_TASK REQUIREMENTS:_
(a) Output the part of the smoker thread that begins at the words "Now that's a" and ends after the words "Any inside pics?", copied word for word.
(b) List every distinct username that heads a post in the smoker thread.
(c) Extend the smoker thread, picking up right after its final line.

_SOURCE PASSAGE:_

━━━━━━━━━━

# Now thats a smoker



## BrianGSDTexoma (Sep 25, 2021)

Now that's a smoker.  At local festival

.


----------



## smokin peachey (Sep 25, 2021)

Seems like the axles are a bit undersized for something that big. How do they open the lid? Any inside pics?


----------



## smokerjim (Sep 25, 2021)

Can do a couple butts in that


----------



## smokeymose (Sep 25, 2021)

smokin peachey said:


> How do they open the lid?


Forklift and logging chain?


----------



## smokeymose (Sep 25, 2021)

smokerjim said:


> Can do a couple butts in that


And a small Elephant if you load it tight....


----------



## JLeonard (Sep 25, 2021)

thats for cooking those Fred Flinstone dino ribs!
Jim


----------



## Displaced Texan (Sep 25, 2021)

I think the firebox is too small.


----------



## TNJAKE (Sep 25, 2021)

Displaced Texan said:


> I think the firebox is too small.


Are you saying they should add a couple of feet to it?


----------



## smokin peachey (Sep 25, 2021)

Displaced Texan said:


> I think the firebox is too small.


Definitely is and the stack isn’t tall enough


----------



## smokeymose (Sep 25, 2021)

━━━━━━━━━━

_ENTRIES SUPPLIED:_
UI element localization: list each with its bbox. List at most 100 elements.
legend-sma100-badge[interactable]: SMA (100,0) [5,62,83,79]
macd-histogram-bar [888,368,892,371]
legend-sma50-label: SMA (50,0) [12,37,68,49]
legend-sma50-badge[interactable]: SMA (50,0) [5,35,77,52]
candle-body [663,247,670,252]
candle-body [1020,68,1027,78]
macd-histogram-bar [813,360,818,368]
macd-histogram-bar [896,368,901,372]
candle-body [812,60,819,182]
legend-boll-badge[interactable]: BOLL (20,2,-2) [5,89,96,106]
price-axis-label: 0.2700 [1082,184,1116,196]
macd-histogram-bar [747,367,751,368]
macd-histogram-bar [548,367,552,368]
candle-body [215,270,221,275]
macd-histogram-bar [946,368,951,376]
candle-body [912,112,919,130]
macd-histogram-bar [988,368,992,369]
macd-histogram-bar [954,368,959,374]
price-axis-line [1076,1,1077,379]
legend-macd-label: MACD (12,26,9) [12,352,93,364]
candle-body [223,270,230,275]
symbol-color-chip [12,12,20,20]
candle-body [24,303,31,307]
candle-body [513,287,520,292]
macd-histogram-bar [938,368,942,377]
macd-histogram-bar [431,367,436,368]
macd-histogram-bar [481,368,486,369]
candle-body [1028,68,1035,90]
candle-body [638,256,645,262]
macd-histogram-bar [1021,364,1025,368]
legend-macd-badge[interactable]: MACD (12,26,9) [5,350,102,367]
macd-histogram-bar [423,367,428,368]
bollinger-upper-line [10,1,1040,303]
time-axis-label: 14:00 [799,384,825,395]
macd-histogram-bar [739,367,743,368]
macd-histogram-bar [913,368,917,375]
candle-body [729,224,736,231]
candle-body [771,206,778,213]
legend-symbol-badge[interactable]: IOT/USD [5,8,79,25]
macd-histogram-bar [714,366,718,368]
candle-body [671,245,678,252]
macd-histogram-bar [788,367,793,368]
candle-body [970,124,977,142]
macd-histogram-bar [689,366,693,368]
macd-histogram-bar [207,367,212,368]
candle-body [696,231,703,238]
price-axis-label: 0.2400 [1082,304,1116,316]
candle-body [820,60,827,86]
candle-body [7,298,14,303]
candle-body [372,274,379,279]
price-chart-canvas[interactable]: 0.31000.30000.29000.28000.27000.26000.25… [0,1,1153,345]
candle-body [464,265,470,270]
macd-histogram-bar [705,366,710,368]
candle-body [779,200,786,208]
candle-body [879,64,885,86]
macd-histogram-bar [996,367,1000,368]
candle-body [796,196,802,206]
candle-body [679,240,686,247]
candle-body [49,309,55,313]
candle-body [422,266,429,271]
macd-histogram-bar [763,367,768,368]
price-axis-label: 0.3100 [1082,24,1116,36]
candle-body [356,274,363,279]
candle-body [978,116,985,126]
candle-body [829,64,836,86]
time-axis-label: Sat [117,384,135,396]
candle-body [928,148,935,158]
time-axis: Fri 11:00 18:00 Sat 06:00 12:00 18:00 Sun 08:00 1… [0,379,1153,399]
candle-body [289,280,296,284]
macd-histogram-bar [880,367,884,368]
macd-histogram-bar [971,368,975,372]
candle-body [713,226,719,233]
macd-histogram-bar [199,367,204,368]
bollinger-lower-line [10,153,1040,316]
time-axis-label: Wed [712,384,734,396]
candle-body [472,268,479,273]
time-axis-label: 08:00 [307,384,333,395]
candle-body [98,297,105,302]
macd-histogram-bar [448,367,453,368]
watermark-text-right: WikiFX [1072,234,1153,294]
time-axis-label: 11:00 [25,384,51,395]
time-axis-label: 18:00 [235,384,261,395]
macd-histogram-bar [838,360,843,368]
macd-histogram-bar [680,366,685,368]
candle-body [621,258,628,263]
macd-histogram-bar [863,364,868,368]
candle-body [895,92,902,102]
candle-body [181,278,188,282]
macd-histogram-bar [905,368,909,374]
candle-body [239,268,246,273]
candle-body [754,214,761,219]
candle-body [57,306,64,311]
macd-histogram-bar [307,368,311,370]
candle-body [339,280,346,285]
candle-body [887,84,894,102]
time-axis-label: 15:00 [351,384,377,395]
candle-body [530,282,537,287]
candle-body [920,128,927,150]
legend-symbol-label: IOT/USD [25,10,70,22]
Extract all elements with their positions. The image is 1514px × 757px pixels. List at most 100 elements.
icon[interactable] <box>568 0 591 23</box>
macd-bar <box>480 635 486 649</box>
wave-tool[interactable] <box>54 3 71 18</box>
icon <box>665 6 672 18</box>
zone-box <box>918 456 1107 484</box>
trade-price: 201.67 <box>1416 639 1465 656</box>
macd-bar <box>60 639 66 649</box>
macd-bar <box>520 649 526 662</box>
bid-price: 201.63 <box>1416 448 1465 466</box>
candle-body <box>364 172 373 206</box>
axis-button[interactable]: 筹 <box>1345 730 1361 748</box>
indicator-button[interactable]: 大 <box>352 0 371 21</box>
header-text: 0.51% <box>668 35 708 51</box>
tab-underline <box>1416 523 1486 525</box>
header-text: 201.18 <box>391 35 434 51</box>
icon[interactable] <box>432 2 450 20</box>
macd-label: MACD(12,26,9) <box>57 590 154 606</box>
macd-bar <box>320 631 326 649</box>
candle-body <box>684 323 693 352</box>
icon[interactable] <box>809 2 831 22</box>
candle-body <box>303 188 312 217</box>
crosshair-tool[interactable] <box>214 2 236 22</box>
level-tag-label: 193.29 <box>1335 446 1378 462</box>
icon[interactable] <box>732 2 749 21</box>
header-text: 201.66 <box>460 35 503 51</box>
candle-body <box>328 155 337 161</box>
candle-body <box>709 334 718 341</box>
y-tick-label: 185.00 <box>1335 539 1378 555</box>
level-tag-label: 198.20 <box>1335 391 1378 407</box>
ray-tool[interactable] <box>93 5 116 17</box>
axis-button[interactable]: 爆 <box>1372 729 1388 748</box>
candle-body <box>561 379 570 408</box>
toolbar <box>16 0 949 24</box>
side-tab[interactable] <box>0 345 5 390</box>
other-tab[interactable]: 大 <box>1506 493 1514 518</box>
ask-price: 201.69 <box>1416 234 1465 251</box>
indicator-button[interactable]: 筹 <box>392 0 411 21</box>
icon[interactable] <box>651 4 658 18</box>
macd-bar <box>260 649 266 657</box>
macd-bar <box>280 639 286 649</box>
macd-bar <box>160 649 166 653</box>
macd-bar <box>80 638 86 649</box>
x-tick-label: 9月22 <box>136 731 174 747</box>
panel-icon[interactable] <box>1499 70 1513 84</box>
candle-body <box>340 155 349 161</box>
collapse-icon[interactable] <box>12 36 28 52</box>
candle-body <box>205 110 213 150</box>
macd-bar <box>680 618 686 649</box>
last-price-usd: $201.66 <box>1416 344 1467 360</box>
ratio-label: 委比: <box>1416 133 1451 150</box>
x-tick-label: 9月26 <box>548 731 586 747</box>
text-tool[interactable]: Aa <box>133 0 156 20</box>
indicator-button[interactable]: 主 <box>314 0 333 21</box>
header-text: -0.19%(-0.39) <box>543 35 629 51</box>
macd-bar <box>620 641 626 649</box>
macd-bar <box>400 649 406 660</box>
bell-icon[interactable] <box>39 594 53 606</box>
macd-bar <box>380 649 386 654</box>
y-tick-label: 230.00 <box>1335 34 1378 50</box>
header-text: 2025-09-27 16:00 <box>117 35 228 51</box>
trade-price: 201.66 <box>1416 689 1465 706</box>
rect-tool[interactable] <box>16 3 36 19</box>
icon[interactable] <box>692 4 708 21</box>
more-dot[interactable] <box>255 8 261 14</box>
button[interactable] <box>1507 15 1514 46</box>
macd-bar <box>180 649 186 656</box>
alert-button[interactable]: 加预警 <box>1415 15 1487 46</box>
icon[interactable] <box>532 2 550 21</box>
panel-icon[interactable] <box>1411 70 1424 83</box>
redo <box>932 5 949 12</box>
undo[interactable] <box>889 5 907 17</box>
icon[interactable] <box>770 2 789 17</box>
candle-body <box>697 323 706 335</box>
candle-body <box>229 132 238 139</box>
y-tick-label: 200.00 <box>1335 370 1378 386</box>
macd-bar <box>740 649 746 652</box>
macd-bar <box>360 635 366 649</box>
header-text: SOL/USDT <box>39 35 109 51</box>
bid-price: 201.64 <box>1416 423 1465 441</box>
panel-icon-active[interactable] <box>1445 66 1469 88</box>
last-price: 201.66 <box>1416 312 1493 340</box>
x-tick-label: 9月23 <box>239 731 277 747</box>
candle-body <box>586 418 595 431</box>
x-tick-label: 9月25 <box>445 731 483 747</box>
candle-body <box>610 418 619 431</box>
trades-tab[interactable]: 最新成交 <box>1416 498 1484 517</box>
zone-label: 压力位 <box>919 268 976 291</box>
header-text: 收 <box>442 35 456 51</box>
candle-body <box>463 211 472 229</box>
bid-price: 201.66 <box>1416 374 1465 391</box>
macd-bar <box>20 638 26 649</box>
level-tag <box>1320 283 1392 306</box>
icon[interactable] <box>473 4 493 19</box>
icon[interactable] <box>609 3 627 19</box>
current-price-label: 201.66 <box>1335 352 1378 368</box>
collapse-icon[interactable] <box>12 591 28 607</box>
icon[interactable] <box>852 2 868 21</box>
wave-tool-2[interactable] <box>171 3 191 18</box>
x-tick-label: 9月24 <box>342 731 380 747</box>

━━━━━━━━━━

_ANSWERS FOR THE EXERCISE:_
(a)
Now that's a smoker.  At local festival

.


----------



## smokin peachey (Sep 25, 2021)

Seems like the axles are a bit undersized for something that big. How do they open the lid? Any inside pics?

(b)
BrianGSDTexoma
smokin peachey
smokerjim
smokeymose
JLeonard
Displaced Texan
TNJAKE

(c)
Elmo: "Hey, Jake, the truck stop down the road put in a new tank and said we could have the old one free if we hauled it off!"
Jake: "I have an idea. Give me a paper and pencil and hold my beer..."


----------



## BrianGSDTexoma (Sep 25, 2021)

They just using to keep food warm.  I have had their BBQ in town and it sucks as does most locally here.


----------



## smokin peachey (Sep 25, 2021)

BrianGSDTexoma said:


> They just using to keep food warm.  I have had their BBQ in town and it sucks as does most locally here.


They must have a lot of food to keep warm. Looks like a 12-15,000 gallon tank


----------



## jcam222 (Sep 25, 2021)

WTH does he cook in that ?? Lol. How many whole cows you suppose would fit?


----------



## chopsaw (Sep 25, 2021)

jcam222 said:


> WTH does he cook in that ??


Nothing yet . Still waiting for it to get to temp .


----------



## golfpro2301 (Sep 25, 2021)

If you wanted to cook on Sat you would need to start pre heating on Thursday. Be cooking whole elephants in that


----------



## daspyknows (Sep 25, 2021)

Fill her up with a few of these.  https://www.food.com/recipe/whole-stuffed-camel-67495


----------



## Dive Bar Casanova (Sep 26, 2021)

Didn’t catch the town but the news showed a cement truck for mixing batter with feeder hoses surrounded by flat top griddles they used for their pancake breakfast.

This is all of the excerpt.